Given records:
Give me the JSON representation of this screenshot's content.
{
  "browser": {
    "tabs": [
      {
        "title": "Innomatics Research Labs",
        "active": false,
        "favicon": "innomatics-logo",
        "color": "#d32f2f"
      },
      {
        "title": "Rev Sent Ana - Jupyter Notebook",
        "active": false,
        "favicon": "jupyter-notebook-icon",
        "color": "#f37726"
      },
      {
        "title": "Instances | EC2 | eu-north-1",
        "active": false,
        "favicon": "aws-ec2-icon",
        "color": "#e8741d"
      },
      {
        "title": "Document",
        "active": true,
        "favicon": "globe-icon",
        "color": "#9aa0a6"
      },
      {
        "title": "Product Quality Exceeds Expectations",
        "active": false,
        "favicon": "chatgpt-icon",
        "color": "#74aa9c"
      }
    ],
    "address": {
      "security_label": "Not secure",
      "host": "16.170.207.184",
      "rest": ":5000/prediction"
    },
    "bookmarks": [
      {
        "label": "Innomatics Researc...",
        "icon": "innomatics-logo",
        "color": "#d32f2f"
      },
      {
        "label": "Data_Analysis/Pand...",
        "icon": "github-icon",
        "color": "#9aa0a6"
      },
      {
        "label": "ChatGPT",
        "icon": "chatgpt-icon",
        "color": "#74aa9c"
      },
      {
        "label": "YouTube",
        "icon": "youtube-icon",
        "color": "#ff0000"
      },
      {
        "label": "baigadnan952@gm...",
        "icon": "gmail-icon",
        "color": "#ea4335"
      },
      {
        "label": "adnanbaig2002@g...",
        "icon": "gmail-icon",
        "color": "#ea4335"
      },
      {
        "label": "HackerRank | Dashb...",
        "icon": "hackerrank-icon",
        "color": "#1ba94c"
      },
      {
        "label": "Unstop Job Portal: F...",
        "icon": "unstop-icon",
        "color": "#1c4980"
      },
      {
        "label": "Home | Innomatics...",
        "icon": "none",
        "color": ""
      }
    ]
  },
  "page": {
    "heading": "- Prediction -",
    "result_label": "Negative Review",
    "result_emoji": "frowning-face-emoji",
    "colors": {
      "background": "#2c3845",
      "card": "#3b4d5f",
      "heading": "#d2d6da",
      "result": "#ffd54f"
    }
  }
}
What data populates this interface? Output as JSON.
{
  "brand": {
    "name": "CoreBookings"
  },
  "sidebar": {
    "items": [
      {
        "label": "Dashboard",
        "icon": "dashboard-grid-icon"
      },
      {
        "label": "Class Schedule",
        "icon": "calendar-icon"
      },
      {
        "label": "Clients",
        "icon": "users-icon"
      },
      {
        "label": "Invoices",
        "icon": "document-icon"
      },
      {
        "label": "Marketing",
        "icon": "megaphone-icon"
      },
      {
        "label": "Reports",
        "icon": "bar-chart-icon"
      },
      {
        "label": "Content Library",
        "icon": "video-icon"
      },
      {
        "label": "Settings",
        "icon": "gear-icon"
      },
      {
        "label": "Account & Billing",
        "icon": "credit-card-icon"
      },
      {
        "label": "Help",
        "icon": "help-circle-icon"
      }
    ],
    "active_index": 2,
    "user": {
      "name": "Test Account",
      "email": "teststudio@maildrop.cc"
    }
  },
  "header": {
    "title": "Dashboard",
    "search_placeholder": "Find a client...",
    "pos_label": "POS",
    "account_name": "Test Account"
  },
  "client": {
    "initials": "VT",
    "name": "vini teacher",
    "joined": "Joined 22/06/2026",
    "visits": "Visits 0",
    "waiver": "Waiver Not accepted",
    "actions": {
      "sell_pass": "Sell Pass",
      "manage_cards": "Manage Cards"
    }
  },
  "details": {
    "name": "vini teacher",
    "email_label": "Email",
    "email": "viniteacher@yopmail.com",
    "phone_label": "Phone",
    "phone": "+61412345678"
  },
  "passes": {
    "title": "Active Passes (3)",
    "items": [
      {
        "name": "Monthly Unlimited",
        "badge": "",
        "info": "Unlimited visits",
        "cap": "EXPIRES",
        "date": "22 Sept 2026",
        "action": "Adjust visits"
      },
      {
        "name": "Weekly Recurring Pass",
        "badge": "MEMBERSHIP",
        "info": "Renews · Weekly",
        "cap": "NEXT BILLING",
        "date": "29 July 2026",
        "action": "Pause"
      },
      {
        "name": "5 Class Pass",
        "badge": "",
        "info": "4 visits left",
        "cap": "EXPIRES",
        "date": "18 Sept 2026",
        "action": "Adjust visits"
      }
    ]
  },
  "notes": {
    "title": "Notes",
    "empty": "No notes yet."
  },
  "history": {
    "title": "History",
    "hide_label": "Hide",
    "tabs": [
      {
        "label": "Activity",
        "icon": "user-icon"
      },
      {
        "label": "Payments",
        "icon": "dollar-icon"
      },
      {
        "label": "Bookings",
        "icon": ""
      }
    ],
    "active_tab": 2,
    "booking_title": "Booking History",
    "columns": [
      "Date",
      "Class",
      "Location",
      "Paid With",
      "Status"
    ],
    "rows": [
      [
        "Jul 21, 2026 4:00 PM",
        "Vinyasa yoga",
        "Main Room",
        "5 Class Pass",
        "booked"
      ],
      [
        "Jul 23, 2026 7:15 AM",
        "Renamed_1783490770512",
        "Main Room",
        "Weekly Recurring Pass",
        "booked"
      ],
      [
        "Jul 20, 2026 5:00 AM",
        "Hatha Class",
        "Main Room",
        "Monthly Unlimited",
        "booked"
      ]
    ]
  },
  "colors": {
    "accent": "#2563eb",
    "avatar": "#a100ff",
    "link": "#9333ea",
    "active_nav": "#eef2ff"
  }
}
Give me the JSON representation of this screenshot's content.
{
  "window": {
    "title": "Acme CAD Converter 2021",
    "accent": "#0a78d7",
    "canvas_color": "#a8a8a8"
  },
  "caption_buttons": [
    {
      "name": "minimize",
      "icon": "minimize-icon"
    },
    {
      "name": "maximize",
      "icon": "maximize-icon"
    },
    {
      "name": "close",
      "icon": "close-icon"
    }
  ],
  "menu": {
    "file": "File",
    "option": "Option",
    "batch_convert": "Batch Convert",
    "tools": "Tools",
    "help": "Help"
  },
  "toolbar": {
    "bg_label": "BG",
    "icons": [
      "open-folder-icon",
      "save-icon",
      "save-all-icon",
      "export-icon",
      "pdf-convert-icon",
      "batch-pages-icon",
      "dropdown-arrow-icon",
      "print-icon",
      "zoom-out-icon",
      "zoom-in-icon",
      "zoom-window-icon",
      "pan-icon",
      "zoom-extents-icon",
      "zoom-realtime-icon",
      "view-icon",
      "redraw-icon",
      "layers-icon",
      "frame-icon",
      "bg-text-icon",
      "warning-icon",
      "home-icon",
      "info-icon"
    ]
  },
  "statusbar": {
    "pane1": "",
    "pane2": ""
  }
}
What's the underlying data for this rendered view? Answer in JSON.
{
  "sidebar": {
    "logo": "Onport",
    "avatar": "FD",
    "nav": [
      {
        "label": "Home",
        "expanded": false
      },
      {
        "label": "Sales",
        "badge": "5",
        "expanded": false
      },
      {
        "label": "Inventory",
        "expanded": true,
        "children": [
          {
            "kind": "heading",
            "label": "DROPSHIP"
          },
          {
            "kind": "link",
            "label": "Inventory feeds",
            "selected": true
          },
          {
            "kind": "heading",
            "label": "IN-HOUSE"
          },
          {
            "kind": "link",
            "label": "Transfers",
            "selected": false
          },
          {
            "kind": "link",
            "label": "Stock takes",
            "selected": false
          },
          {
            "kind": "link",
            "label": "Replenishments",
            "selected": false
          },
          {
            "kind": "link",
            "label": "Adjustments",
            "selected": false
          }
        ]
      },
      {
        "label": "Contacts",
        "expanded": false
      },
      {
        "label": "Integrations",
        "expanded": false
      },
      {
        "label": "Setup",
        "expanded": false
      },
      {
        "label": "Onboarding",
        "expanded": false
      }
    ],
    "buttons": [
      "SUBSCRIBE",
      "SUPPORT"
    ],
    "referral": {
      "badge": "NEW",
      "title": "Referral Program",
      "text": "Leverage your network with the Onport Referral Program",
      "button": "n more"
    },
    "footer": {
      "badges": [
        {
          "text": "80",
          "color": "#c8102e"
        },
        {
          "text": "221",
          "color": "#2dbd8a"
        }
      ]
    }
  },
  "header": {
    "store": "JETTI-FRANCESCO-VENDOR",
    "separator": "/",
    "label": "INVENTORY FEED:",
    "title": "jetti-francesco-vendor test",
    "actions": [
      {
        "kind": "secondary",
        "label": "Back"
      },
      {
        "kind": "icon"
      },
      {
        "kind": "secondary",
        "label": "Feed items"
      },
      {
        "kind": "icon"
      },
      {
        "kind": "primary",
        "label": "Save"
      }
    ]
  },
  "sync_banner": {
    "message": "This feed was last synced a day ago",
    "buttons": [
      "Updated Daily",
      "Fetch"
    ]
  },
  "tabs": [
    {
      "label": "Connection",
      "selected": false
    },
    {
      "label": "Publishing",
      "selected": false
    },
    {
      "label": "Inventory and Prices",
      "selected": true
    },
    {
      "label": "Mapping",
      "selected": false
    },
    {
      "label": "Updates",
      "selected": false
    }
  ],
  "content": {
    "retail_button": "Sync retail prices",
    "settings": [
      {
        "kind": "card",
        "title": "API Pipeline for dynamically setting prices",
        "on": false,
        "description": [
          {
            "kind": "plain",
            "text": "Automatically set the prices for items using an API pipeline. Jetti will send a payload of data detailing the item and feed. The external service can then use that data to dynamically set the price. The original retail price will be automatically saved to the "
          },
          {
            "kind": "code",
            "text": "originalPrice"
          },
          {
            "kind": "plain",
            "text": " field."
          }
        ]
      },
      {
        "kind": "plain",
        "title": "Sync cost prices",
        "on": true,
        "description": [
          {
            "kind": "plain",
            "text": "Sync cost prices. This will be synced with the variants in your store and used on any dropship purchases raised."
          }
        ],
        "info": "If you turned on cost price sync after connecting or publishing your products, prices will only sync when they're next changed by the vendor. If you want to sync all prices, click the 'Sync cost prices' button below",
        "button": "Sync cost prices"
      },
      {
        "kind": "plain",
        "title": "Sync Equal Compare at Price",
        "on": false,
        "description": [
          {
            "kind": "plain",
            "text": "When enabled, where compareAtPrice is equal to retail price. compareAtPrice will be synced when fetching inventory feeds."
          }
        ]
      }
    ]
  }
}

What to do: Return each line among the entries that holds the word "Program".

Full output:
      "title": "Referral Program",
      "text": "Leverage your network with the Onport Referral Program",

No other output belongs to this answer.